━━━ STORED RECORDS

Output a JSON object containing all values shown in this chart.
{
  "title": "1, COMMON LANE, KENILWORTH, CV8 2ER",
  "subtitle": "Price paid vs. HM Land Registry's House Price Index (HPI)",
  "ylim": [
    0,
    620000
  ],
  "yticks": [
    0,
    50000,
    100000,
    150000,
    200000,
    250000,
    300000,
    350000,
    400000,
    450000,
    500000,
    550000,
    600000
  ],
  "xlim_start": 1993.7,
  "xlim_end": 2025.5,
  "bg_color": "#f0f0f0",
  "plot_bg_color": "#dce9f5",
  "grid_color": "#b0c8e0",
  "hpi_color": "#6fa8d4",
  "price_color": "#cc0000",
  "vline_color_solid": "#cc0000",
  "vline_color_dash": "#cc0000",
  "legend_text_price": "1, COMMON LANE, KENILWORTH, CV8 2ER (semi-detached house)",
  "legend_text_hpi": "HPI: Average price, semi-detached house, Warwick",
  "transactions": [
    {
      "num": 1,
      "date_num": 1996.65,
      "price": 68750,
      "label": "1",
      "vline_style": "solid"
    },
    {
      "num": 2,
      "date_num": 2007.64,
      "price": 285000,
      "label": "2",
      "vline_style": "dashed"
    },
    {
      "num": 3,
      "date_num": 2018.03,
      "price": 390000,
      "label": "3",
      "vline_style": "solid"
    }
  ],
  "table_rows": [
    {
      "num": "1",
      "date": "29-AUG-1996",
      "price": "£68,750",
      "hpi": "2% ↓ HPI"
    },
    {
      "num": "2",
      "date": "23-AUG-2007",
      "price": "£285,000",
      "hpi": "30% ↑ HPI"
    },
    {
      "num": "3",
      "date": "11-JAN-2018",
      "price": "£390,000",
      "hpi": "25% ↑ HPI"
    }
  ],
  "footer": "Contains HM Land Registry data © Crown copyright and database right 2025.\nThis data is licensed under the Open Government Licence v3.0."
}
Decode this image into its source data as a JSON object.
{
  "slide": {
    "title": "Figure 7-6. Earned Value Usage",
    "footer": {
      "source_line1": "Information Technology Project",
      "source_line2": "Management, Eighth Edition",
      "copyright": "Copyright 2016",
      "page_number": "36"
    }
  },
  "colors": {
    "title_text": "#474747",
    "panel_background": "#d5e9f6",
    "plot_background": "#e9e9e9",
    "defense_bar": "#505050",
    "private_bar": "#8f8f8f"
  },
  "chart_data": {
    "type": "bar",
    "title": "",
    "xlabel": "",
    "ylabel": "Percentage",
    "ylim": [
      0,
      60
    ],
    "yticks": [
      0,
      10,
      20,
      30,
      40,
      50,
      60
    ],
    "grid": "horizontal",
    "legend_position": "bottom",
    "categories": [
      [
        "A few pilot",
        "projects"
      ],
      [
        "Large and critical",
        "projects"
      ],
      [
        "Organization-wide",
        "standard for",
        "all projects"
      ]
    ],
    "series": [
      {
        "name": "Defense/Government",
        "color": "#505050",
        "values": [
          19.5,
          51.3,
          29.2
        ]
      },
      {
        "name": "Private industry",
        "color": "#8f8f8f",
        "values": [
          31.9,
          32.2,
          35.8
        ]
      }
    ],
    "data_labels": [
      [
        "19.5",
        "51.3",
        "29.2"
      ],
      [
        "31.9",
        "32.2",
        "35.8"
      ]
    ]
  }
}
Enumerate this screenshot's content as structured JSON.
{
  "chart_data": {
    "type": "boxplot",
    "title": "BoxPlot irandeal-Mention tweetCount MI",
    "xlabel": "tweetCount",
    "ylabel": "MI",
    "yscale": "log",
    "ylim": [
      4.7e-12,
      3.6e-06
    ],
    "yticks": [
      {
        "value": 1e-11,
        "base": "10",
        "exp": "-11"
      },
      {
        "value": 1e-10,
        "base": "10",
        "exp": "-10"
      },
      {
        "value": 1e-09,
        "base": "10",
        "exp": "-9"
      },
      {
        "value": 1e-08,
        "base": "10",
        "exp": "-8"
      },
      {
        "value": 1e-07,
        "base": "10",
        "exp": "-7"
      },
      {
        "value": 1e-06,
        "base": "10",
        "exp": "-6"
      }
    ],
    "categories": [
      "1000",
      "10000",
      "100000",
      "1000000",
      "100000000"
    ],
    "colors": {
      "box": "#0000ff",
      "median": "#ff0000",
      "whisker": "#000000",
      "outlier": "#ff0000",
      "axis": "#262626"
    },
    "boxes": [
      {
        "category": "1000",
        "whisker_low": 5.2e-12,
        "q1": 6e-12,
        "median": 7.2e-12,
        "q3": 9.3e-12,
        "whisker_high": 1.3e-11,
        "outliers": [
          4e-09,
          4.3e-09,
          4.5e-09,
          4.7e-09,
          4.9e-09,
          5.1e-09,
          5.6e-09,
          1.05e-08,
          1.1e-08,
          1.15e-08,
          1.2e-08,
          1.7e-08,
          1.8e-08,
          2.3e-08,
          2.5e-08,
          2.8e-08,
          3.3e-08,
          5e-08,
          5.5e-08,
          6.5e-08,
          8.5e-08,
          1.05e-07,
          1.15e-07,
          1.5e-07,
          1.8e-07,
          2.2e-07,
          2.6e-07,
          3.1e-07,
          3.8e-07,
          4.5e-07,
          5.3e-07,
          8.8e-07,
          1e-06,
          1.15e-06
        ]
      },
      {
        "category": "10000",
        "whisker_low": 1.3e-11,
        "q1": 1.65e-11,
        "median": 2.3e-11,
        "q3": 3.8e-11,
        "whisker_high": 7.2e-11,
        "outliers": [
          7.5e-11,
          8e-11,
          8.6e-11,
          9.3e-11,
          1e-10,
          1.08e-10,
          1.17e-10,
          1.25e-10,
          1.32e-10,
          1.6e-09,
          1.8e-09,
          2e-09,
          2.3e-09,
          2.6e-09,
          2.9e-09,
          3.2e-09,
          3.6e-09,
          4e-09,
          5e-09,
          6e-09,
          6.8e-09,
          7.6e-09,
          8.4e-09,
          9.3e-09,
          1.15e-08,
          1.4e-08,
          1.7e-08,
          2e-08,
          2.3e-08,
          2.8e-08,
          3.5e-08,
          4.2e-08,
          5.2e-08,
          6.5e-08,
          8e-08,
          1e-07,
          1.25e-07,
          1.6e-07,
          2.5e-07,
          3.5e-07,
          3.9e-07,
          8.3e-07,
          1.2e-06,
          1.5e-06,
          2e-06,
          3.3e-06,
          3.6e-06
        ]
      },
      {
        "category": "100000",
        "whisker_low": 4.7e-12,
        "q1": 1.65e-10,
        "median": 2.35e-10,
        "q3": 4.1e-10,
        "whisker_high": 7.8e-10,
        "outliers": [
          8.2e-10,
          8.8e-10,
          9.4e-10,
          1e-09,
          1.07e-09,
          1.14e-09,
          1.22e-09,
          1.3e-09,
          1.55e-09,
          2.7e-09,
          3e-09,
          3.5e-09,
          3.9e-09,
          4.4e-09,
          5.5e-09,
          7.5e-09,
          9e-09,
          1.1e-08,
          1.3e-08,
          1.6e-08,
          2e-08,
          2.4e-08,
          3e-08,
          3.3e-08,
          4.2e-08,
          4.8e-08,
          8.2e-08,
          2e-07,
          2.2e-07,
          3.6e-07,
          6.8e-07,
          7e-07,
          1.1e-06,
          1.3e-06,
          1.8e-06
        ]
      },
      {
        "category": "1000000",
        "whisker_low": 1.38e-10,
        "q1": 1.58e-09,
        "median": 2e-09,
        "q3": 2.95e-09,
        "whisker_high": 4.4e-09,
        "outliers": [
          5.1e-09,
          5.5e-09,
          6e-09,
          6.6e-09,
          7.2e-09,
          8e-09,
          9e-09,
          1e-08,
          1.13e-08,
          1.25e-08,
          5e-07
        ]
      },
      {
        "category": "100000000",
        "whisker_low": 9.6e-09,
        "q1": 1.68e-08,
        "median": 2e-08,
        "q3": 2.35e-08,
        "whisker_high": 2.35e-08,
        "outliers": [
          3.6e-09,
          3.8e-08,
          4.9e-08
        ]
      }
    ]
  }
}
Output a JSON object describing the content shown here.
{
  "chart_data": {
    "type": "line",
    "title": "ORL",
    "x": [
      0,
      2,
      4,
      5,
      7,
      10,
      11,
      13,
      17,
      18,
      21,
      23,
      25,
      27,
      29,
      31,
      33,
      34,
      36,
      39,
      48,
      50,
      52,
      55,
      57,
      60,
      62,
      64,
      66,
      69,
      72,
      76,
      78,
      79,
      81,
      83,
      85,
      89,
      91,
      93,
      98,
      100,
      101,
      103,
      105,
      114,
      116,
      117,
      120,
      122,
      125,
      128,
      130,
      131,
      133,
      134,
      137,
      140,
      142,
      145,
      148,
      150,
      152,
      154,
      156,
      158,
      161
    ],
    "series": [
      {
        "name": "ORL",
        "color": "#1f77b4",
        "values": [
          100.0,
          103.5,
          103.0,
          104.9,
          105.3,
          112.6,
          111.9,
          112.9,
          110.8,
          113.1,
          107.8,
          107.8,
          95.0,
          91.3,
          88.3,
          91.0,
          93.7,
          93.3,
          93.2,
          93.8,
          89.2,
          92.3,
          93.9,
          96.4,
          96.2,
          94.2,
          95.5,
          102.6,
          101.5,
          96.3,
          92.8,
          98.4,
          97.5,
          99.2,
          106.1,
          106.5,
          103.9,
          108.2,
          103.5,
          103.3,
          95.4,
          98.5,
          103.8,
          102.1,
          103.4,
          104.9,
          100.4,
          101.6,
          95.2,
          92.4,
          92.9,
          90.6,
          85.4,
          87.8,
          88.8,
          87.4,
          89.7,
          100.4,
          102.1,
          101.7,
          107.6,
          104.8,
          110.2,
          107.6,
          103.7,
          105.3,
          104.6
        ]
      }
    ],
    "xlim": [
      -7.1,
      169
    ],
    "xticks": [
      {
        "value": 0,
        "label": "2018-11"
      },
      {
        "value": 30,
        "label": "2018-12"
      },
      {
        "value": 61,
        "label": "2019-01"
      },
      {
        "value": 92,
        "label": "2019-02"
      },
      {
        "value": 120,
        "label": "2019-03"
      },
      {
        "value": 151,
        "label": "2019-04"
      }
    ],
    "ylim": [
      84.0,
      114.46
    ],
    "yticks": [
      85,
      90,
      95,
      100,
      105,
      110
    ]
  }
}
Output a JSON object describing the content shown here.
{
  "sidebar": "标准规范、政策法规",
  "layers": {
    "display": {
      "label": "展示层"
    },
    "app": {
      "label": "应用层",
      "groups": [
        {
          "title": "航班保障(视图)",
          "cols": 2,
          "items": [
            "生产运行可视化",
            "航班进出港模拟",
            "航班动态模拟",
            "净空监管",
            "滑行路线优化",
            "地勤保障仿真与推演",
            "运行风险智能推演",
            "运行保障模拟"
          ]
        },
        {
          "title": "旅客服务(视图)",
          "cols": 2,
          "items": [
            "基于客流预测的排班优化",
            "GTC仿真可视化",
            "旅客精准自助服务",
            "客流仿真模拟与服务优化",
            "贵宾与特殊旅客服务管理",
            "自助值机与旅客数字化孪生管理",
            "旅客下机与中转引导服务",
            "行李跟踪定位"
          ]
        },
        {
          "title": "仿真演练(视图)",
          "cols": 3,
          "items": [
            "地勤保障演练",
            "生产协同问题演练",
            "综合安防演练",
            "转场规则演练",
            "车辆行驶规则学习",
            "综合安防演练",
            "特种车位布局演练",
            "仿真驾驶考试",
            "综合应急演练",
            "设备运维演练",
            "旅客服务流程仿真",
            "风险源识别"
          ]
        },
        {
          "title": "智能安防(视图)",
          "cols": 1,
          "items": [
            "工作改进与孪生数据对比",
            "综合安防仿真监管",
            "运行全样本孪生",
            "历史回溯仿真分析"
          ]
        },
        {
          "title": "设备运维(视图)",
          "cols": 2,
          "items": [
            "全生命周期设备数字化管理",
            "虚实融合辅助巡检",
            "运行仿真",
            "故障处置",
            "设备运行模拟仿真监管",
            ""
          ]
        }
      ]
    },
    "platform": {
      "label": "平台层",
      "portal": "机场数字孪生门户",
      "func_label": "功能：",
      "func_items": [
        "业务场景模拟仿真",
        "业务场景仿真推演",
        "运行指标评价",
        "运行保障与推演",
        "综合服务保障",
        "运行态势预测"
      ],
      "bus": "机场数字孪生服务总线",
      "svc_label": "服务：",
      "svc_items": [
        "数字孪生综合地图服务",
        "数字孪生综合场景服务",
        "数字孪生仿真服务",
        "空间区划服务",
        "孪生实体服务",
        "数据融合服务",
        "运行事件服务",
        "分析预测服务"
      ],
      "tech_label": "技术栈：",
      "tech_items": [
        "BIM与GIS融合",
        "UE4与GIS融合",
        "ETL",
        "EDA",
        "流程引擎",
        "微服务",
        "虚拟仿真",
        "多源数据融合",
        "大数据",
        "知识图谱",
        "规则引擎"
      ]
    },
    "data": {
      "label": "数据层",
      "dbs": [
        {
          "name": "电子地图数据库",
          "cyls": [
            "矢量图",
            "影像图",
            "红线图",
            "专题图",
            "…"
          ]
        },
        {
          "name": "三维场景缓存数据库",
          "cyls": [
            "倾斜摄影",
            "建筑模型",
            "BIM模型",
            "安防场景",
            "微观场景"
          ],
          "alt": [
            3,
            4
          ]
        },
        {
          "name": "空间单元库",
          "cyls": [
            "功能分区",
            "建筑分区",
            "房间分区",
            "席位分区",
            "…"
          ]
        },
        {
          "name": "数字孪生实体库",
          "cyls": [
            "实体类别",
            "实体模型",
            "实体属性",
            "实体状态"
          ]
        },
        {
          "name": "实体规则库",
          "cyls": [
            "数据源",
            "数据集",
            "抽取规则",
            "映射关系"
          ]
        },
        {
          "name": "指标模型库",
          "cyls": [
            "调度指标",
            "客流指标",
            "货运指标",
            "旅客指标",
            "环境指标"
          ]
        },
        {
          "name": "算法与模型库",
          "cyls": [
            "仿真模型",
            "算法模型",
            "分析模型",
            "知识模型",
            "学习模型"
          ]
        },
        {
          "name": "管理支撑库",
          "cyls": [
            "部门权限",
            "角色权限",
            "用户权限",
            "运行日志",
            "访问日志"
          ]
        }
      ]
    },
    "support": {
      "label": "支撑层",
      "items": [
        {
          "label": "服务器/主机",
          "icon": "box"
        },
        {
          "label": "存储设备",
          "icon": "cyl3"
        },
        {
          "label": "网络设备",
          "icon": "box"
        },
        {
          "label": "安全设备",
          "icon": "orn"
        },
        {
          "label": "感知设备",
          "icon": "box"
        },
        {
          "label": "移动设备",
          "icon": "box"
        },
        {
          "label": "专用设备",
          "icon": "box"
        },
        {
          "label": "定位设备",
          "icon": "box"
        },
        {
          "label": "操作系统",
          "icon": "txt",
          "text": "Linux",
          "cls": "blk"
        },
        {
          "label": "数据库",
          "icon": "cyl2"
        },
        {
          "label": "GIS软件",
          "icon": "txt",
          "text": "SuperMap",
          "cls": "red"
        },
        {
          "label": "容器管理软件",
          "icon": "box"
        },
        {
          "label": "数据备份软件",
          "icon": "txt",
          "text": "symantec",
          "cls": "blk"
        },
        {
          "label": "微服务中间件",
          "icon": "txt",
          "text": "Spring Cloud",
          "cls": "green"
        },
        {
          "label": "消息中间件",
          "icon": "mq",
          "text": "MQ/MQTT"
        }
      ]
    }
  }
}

━━━━━━

EXERCISE OBJECTIVE: Select every line of the records holding the string "JSON".

TASK RESPONSE:
Output a JSON object containing all values shown in this chart.
Decode this image into its source data as a JSON object.
Enumerate this screenshot's content as structured JSON.
Output a JSON object describing the content shown here.
Output a JSON object describing the content shown here.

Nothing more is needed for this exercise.